• _INSTRUCTIONS TO FOLLOW_: Transcribe all of the material exactly, except for its pictures.

Stored data entries

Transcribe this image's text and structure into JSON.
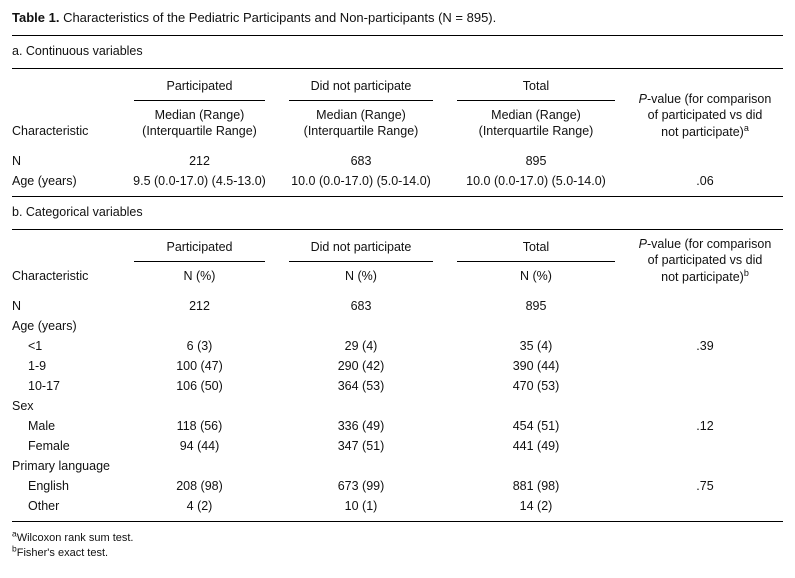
{
  "title": {
    "label": "Table 1.",
    "text": " Characteristics of the Pediatric Participants and Non-participants (N = 895)."
  },
  "colors": {
    "text": "#111111",
    "rule": "#000000",
    "background": "#ffffff"
  },
  "section_a": {
    "label": "a. Continuous variables",
    "header": {
      "characteristic": "Characteristic",
      "groups": [
        "Participated",
        "Did not participate",
        "Total"
      ],
      "sub_line1": "Median (Range)",
      "sub_line2": "(Interquartile Range)",
      "pvalue": {
        "italic": "P",
        "line1_rest": "-value (for comparison",
        "line2": "of participated vs did",
        "line3": "not participate)",
        "sup": "a"
      }
    },
    "rows": [
      {
        "label": "N",
        "indent": false,
        "cells": [
          "212",
          "683",
          "895",
          ""
        ]
      },
      {
        "label": "Age (years)",
        "indent": false,
        "cells": [
          "9.5 (0.0-17.0) (4.5-13.0)",
          "10.0 (0.0-17.0) (5.0-14.0)",
          "10.0 (0.0-17.0) (5.0-14.0)",
          ".06"
        ]
      }
    ]
  },
  "section_b": {
    "label": "b. Categorical variables",
    "header": {
      "characteristic": "Characteristic",
      "groups": [
        "Participated",
        "Did not participate",
        "Total"
      ],
      "sub": "N (%)",
      "pvalue": {
        "italic": "P",
        "line1_rest": "-value (for comparison",
        "line2": "of participated vs did",
        "line3": "not participate)",
        "sup": "b"
      }
    },
    "rows": [
      {
        "label": "N",
        "indent": false,
        "cells": [
          "212",
          "683",
          "895",
          ""
        ]
      },
      {
        "label": "Age (years)",
        "indent": false,
        "cells": [
          "",
          "",
          "",
          ""
        ]
      },
      {
        "label": "<1",
        "indent": true,
        "cells": [
          "6 (3)",
          "29 (4)",
          "35 (4)",
          ".39"
        ]
      },
      {
        "label": "1-9",
        "indent": true,
        "cells": [
          "100 (47)",
          "290 (42)",
          "390 (44)",
          ""
        ]
      },
      {
        "label": "10-17",
        "indent": true,
        "cells": [
          "106 (50)",
          "364 (53)",
          "470 (53)",
          ""
        ]
      },
      {
        "label": "Sex",
        "indent": false,
        "cells": [
          "",
          "",
          "",
          ""
        ]
      },
      {
        "label": "Male",
        "indent": true,
        "cells": [
          "118 (56)",
          "336 (49)",
          "454 (51)",
          ".12"
        ]
      },
      {
        "label": "Female",
        "indent": true,
        "cells": [
          "94 (44)",
          "347 (51)",
          "441 (49)",
          ""
        ]
      },
      {
        "label": "Primary language",
        "indent": false,
        "cells": [
          "",
          "",
          "",
          ""
        ]
      },
      {
        "label": "English",
        "indent": true,
        "cells": [
          "208 (98)",
          "673 (99)",
          "881 (98)",
          ".75"
        ]
      },
      {
        "label": "Other",
        "indent": true,
        "cells": [
          "4 (2)",
          "10 (1)",
          "14 (2)",
          ""
        ]
      }
    ]
  },
  "footnotes": [
    {
      "sup": "a",
      "text": "Wilcoxon rank sum test."
    },
    {
      "sup": "b",
      "text": "Fisher's exact test."
    }
  ]
}
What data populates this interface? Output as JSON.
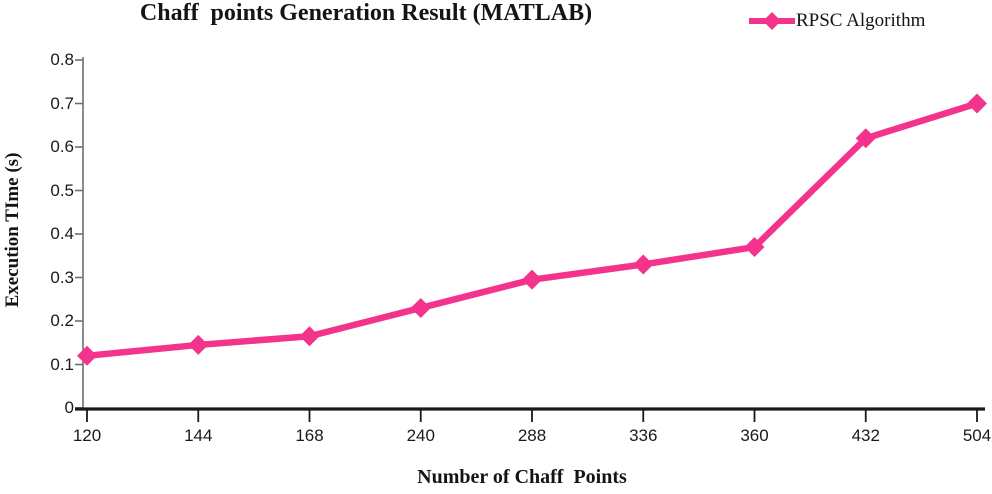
{
  "chart_data": {
    "type": "line",
    "title": "Chaff  points Generation Result (MATLAB)",
    "xlabel": "Number of Chaff  Points",
    "ylabel": "Execution TIme (s)",
    "legend_position": "top-right",
    "grid": false,
    "categories": [
      "120",
      "144",
      "168",
      "240",
      "288",
      "336",
      "360",
      "432",
      "504"
    ],
    "series": [
      {
        "name": "RPSC Algorithm",
        "values": [
          0.12,
          0.145,
          0.165,
          0.23,
          0.295,
          0.33,
          0.37,
          0.62,
          0.7
        ]
      }
    ],
    "ylim": [
      0,
      0.8
    ],
    "ytick_labels": [
      "0",
      "0.1",
      "0.2",
      "0.3",
      "0.4",
      "0.5",
      "0.6",
      "0.7",
      "0.8"
    ],
    "colors": {
      "line": "#F4348C",
      "y_axis": "#6f6f6f",
      "x_axis": "#1a1a1a",
      "text": "#141414"
    }
  }
}
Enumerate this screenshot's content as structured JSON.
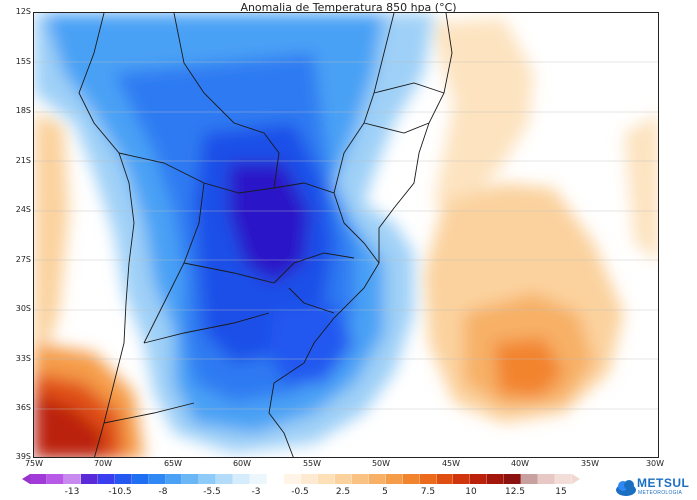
{
  "title": "Anomalia de Temperatura 850 hpa (°C)",
  "map": {
    "lat_labels": [
      "12S",
      "15S",
      "18S",
      "21S",
      "24S",
      "27S",
      "30S",
      "33S",
      "36S",
      "39S"
    ],
    "lon_labels": [
      "75W",
      "70W",
      "65W",
      "60W",
      "55W",
      "50W",
      "45W",
      "40W",
      "35W",
      "30W"
    ],
    "colors": {
      "deep_cold": "#2a16c8",
      "cold": "#1f4fe8",
      "cool": "#3f8df0",
      "light_cool": "#9fd0f7",
      "neutral": "#ffffff",
      "warm": "#fbc98a",
      "hot": "#f39a3a",
      "very_hot": "#d32a16",
      "extreme": "#a3100c"
    }
  },
  "colorbar": {
    "labels": [
      "-13",
      "-10.5",
      "-8",
      "-5.5",
      "-3",
      "-0.5",
      "2.5",
      "5",
      "7.5",
      "10",
      "12.5",
      "15"
    ],
    "colors": [
      "#a23ad8",
      "#b75ae8",
      "#c98af0",
      "#5a2ad8",
      "#3b3ef0",
      "#2458f0",
      "#1f6ff2",
      "#2f88f4",
      "#4aa1f5",
      "#6bb7f6",
      "#8ecbf8",
      "#b3dcfa",
      "#d4ecfb",
      "#ebf6fd",
      "#ffffff",
      "#fff4e6",
      "#feead0",
      "#fde0b8",
      "#fbd29e",
      "#f9c282",
      "#f7b066",
      "#f59c48",
      "#f2842e",
      "#ec6a1c",
      "#e04f12",
      "#d0350e",
      "#bb220c",
      "#a3160c",
      "#8c1210",
      "#c9a0a0",
      "#e8c8c4",
      "#f3ddd8"
    ]
  },
  "logo": {
    "name": "METSUL",
    "tagline": "METEOROLOGIA"
  }
}
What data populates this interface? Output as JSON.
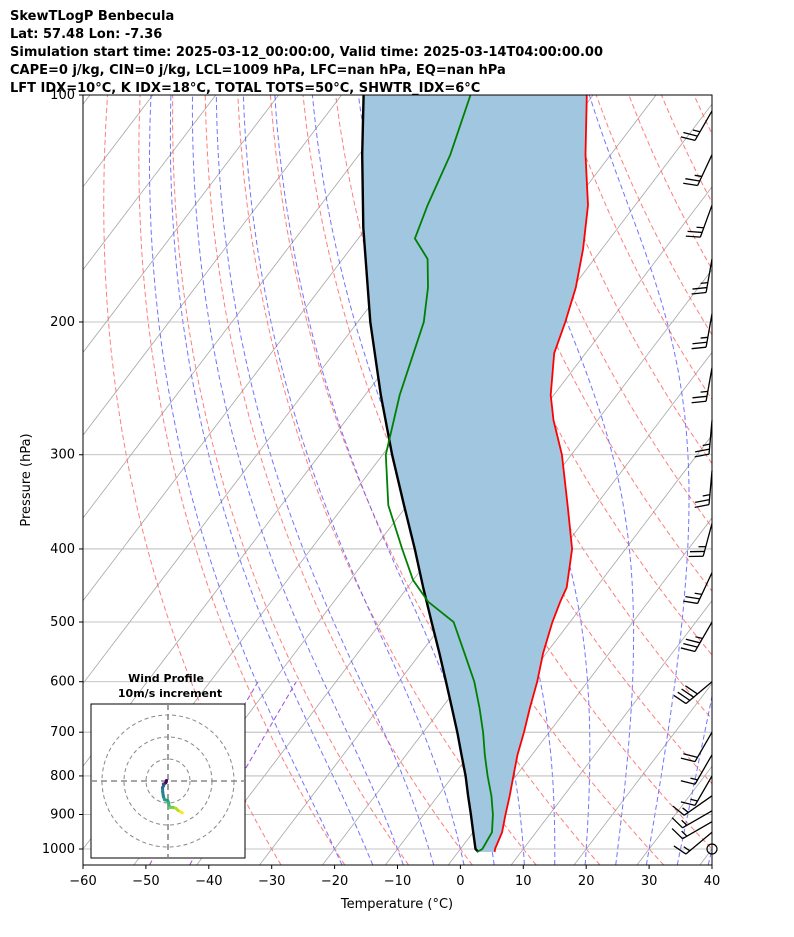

• _SOLUTION TO THE EXERCISE_:
Transcribe this image's text and structure into JSON.
{
  "title": {
    "label": "Table 1.",
    "text": " Characteristics of the Pediatric Participants and Non-participants (N = 895)."
  },
  "colors": {
    "text": "#111111",
    "rule": "#000000",
    "background": "#ffffff"
  },
  "section_a": {
    "label": "a. Continuous variables",
    "header": {
      "characteristic": "Characteristic",
      "groups": [
        "Participated",
        "Did not participate",
        "Total"
      ],
      "sub_line1": "Median (Range)",
      "sub_line2": "(Interquartile Range)",
      "pvalue": {
        "italic": "P",
        "line1_rest": "-value (for comparison",
        "line2": "of participated vs did",
        "line3": "not participate)",
        "sup": "a"
      }
    },
    "rows": [
      {
        "label": "N",
        "indent": false,
        "cells": [
          "212",
          "683",
          "895",
          ""
        ]
      },
      {
        "label": "Age (years)",
        "indent": false,
        "cells": [
          "9.5 (0.0-17.0) (4.5-13.0)",
          "10.0 (0.0-17.0) (5.0-14.0)",
          "10.0 (0.0-17.0) (5.0-14.0)",
          ".06"
        ]
      }
    ]
  },
  "section_b": {
    "label": "b. Categorical variables",
    "header": {
      "characteristic": "Characteristic",
      "groups": [
        "Participated",
        "Did not participate",
        "Total"
      ],
      "sub": "N (%)",
      "pvalue": {
        "italic": "P",
        "line1_rest": "-value (for comparison",
        "line2": "of participated vs did",
        "line3": "not participate)",
        "sup": "b"
      }
    },
    "rows": [
      {
        "label": "N",
        "indent": false,
        "cells": [
          "212",
          "683",
          "895",
          ""
        ]
      },
      {
        "label": "Age (years)",
        "indent": false,
        "cells": [
          "",
          "",
          "",
          ""
        ]
      },
      {
        "label": "<1",
        "indent": true,
        "cells": [
          "6 (3)",
          "29 (4)",
          "35 (4)",
          ".39"
        ]
      },
      {
        "label": "1-9",
        "indent": true,
        "cells": [
          "100 (47)",
          "290 (42)",
          "390 (44)",
          ""
        ]
      },
      {
        "label": "10-17",
        "indent": true,
        "cells": [
          "106 (50)",
          "364 (53)",
          "470 (53)",
          ""
        ]
      },
      {
        "label": "Sex",
        "indent": false,
        "cells": [
          "",
          "",
          "",
          ""
        ]
      },
      {
        "label": "Male",
        "indent": true,
        "cells": [
          "118 (56)",
          "336 (49)",
          "454 (51)",
          ".12"
        ]
      },
      {
        "label": "Female",
        "indent": true,
        "cells": [
          "94 (44)",
          "347 (51)",
          "441 (49)",
          ""
        ]
      },
      {
        "label": "Primary language",
        "indent": false,
        "cells": [
          "",
          "",
          "",
          ""
        ]
      },
      {
        "label": "English",
        "indent": true,
        "cells": [
          "208 (98)",
          "673 (99)",
          "881 (98)",
          ".75"
        ]
      },
      {
        "label": "Other",
        "indent": true,
        "cells": [
          "4 (2)",
          "10 (1)",
          "14 (2)",
          ""
        ]
      }
    ]
  },
  "footnotes": [
    {
      "sup": "a",
      "text": "Wilcoxon rank sum test."
    },
    {
      "sup": "b",
      "text": "Fisher's exact test."
    }
  ]
}
What data populates this interface? Output as JSON.
{
  "chart_data": {
    "type": "line",
    "title": "Chaff  points Generation Result (MATLAB)",
    "xlabel": "Number of Chaff  Points",
    "ylabel": "Execution TIme (s)",
    "legend_position": "top-right",
    "grid": false,
    "categories": [
      "120",
      "144",
      "168",
      "240",
      "288",
      "336",
      "360",
      "432",
      "504"
    ],
    "series": [
      {
        "name": "RPSC Algorithm",
        "values": [
          0.12,
          0.145,
          0.165,
          0.23,
          0.295,
          0.33,
          0.37,
          0.62,
          0.7
        ]
      }
    ],
    "ylim": [
      0,
      0.8
    ],
    "ytick_labels": [
      "0",
      "0.1",
      "0.2",
      "0.3",
      "0.4",
      "0.5",
      "0.6",
      "0.7",
      "0.8"
    ],
    "colors": {
      "line": "#F4348C",
      "y_axis": "#6f6f6f",
      "x_axis": "#1a1a1a",
      "text": "#141414"
    }
  }
}
Enumerate this screenshot's content as structured JSON.
{
  "title": "Anomalia de Temperatura 850 hpa (°C)",
  "map": {
    "lat_labels": [
      "12S",
      "15S",
      "18S",
      "21S",
      "24S",
      "27S",
      "30S",
      "33S",
      "36S",
      "39S"
    ],
    "lon_labels": [
      "75W",
      "70W",
      "65W",
      "60W",
      "55W",
      "50W",
      "45W",
      "40W",
      "35W",
      "30W"
    ],
    "colors": {
      "deep_cold": "#2a16c8",
      "cold": "#1f4fe8",
      "cool": "#3f8df0",
      "light_cool": "#9fd0f7",
      "neutral": "#ffffff",
      "warm": "#fbc98a",
      "hot": "#f39a3a",
      "very_hot": "#d32a16",
      "extreme": "#a3100c"
    }
  },
  "colorbar": {
    "labels": [
      "-13",
      "-10.5",
      "-8",
      "-5.5",
      "-3",
      "-0.5",
      "2.5",
      "5",
      "7.5",
      "10",
      "12.5",
      "15"
    ],
    "colors": [
      "#a23ad8",
      "#b75ae8",
      "#c98af0",
      "#5a2ad8",
      "#3b3ef0",
      "#2458f0",
      "#1f6ff2",
      "#2f88f4",
      "#4aa1f5",
      "#6bb7f6",
      "#8ecbf8",
      "#b3dcfa",
      "#d4ecfb",
      "#ebf6fd",
      "#ffffff",
      "#fff4e6",
      "#feead0",
      "#fde0b8",
      "#fbd29e",
      "#f9c282",
      "#f7b066",
      "#f59c48",
      "#f2842e",
      "#ec6a1c",
      "#e04f12",
      "#d0350e",
      "#bb220c",
      "#a3160c",
      "#8c1210",
      "#c9a0a0",
      "#e8c8c4",
      "#f3ddd8"
    ]
  },
  "logo": {
    "name": "METSUL",
    "tagline": "METEOROLOGIA"
  }
}
What data populates this interface? Output as JSON.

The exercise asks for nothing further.